▶ _PROMPT_:
Every entry must be echoed exactly.

/---

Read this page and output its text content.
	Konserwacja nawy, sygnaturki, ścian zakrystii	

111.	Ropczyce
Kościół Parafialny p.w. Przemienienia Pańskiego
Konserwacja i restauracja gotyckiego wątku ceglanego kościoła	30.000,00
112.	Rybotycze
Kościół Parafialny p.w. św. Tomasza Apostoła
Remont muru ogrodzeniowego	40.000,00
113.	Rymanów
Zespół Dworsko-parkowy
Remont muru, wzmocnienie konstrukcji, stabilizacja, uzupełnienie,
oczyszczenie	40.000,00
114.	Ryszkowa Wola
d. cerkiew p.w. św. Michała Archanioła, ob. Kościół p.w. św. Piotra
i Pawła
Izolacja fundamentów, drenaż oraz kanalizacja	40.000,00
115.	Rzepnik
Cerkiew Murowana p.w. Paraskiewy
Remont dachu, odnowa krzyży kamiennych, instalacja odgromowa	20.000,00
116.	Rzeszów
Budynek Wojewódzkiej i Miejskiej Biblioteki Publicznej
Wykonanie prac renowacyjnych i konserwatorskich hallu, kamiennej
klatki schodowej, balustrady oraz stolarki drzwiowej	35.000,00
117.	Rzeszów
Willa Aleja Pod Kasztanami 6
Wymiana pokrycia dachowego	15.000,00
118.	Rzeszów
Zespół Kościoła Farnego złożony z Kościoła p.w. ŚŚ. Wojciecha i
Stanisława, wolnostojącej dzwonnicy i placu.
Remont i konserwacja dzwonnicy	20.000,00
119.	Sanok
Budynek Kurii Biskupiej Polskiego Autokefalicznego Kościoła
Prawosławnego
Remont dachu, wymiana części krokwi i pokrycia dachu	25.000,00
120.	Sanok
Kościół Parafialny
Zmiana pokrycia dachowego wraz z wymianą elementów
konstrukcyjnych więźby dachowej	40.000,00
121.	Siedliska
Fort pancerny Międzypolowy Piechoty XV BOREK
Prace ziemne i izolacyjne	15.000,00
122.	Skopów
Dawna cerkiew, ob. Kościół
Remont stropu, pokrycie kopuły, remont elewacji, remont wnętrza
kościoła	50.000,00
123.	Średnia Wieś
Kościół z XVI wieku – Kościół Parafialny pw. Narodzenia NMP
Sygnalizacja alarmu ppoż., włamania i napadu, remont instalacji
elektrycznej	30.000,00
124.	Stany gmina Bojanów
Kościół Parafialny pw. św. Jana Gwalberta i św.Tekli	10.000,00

\---

▶ _OUTPUT FOR THIS TASK_:
Read this page and output its text content.
	Konserwacja nawy, sygnaturki, ścian zakrystii	

111.	Ropczyce
Kościół Parafialny p.w. Przemienienia Pańskiego
Konserwacja i restauracja gotyckiego wątku ceglanego kościoła	30.000,00
112.	Rybotycze
Kościół Parafialny p.w. św. Tomasza Apostoła
Remont muru ogrodzeniowego	40.000,00
113.	Rymanów
Zespół Dworsko-parkowy
Remont muru, wzmocnienie konstrukcji, stabilizacja, uzupełnienie,
oczyszczenie	40.000,00
114.	Ryszkowa Wola
d. cerkiew p.w. św. Michała Archanioła, ob. Kościół p.w. św. Piotra
i Pawła
Izolacja fundamentów, drenaż oraz kanalizacja	40.000,00
115.	Rzepnik
Cerkiew Murowana p.w. Paraskiewy
Remont dachu, odnowa krzyży kamiennych, instalacja odgromowa	20.000,00
116.	Rzeszów
Budynek Wojewódzkiej i Miejskiej Biblioteki Publicznej
Wykonanie prac renowacyjnych i konserwatorskich hallu, kamiennej
klatki schodowej, balustrady oraz stolarki drzwiowej	35.000,00
117.	Rzeszów
Willa Aleja Pod Kasztanami 6
Wymiana pokrycia dachowego	15.000,00
118.	Rzeszów
Zespół Kościoła Farnego złożony z Kościoła p.w. ŚŚ. Wojciecha i
Stanisława, wolnostojącej dzwonnicy i placu.
Remont i konserwacja dzwonnicy	20.000,00
119.	Sanok
Budynek Kurii Biskupiej Polskiego Autokefalicznego Kościoła
Prawosławnego
Remont dachu, wymiana części krokwi i pokrycia dachu	25.000,00
120.	Sanok
Kościół Parafialny
Zmiana pokrycia dachowego wraz z wymianą elementów
konstrukcyjnych więźby dachowej	40.000,00
121.	Siedliska
Fort pancerny Międzypolowy Piechoty XV BOREK
Prace ziemne i izolacyjne	15.000,00
122.	Skopów
Dawna cerkiew, ob. Kościół
Remont stropu, pokrycie kopuły, remont elewacji, remont wnętrza
kościoła	50.000,00
123.	Średnia Wieś
Kościół z XVI wieku – Kościół Parafialny pw. Narodzenia NMP
Sygnalizacja alarmu ppoż., włamania i napadu, remont instalacji
elektrycznej	30.000,00
124.	Stany gmina Bojanów
Kościół Parafialny pw. św. Jana Gwalberta i św.Tekli	10.000,00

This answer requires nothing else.